• DIRECTION: List all lines of the data that include the string "name".
━━━━━━━━━━
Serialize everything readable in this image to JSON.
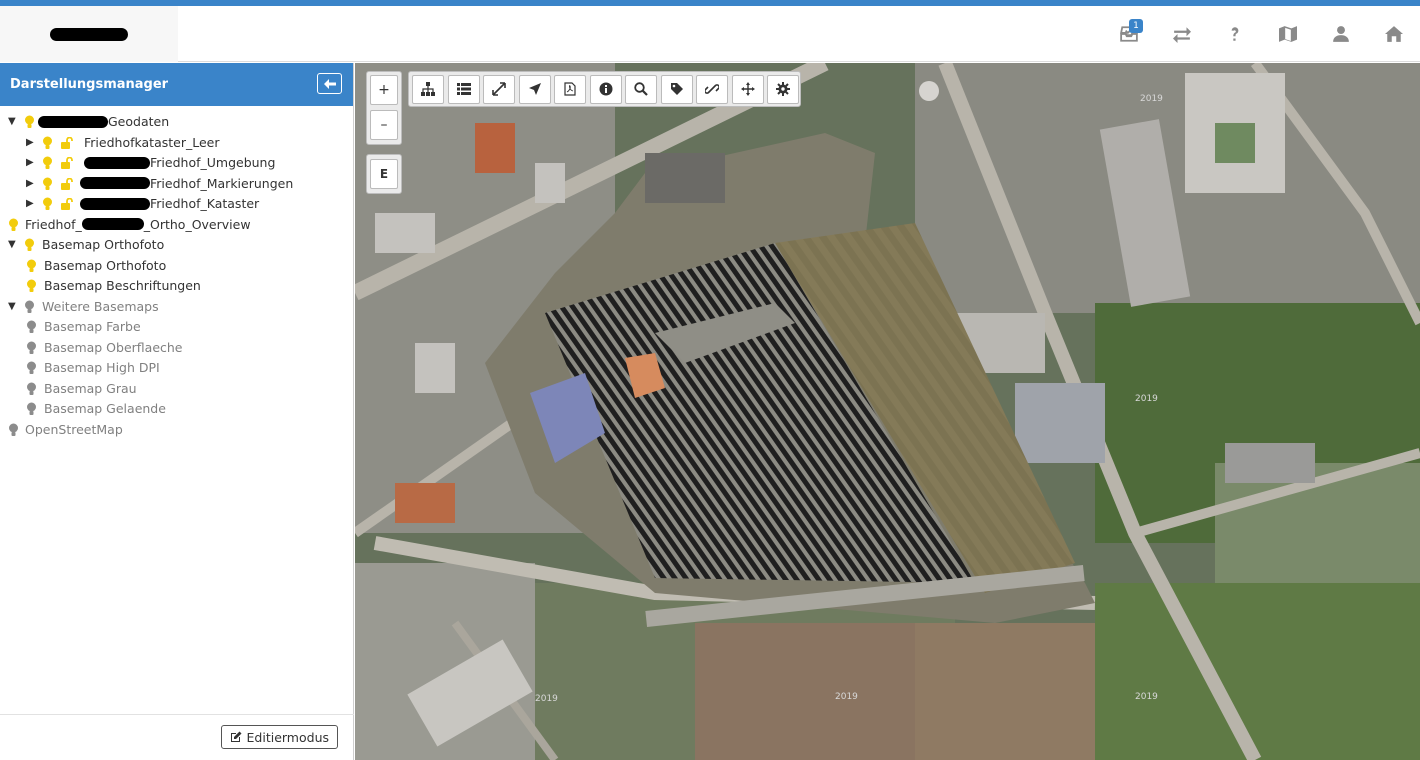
{
  "header": {
    "icons": [
      {
        "name": "inbox-icon",
        "badge": "1"
      },
      {
        "name": "swap-icon"
      },
      {
        "name": "help-icon"
      },
      {
        "name": "map-icon"
      },
      {
        "name": "user-icon"
      },
      {
        "name": "home-icon"
      }
    ]
  },
  "sidebar": {
    "title": "Darstellungsmanager",
    "layers": [
      {
        "label": "Geodaten",
        "toggle": "▼",
        "bulb": "yellow"
      },
      {
        "label": "Friedhofkataster_Leer",
        "toggle": "▶",
        "bulb": "yellow",
        "lock": true
      },
      {
        "label": "Friedhof_Umgebung",
        "toggle": "▶",
        "bulb": "yellow",
        "lock": true
      },
      {
        "label": "Friedhof_Markierungen",
        "toggle": "▶",
        "bulb": "yellow",
        "lock": true
      },
      {
        "label": "Friedhof_Kataster",
        "toggle": "▶",
        "bulb": "yellow",
        "lock": true
      },
      {
        "label_pre": "Friedhof_",
        "label_post": "_Ortho_Overview",
        "bulb": "yellow"
      },
      {
        "label": "Basemap Orthofoto",
        "toggle": "▼",
        "bulb": "yellow"
      },
      {
        "label": "Basemap Orthofoto",
        "bulb": "yellow"
      },
      {
        "label": "Basemap Beschriftungen",
        "bulb": "yellow"
      },
      {
        "label": "Weitere Basemaps",
        "toggle": "▼",
        "bulb": "grey"
      },
      {
        "label": "Basemap Farbe",
        "bulb": "grey"
      },
      {
        "label": "Basemap Oberflaeche",
        "bulb": "grey"
      },
      {
        "label": "Basemap High DPI",
        "bulb": "grey"
      },
      {
        "label": "Basemap Grau",
        "bulb": "grey"
      },
      {
        "label": "Basemap Gelaende",
        "bulb": "grey"
      },
      {
        "label": "OpenStreetMap",
        "bulb": "grey"
      }
    ],
    "edit_button": "Editiermodus"
  },
  "map": {
    "zoom_in": "+",
    "zoom_out": "–",
    "edit_mode_button": "E",
    "imagery_year_labels": [
      "2019",
      "2019",
      "2019",
      "2019",
      "2019"
    ],
    "toolbar": [
      "tree-icon",
      "list-icon",
      "expand-icon",
      "locate-icon",
      "pdf-icon",
      "info-icon",
      "search-icon",
      "tag-icon",
      "link-icon",
      "move-icon",
      "gear-icon"
    ]
  }
}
━━━━━━━━━━
• WRITTEN ANSWER:
        "name": "inbox-icon",
        "name": "swap-icon"
        "name": "help-icon"
        "name": "map-icon"
        "name": "user-icon"
        "name": "home-icon"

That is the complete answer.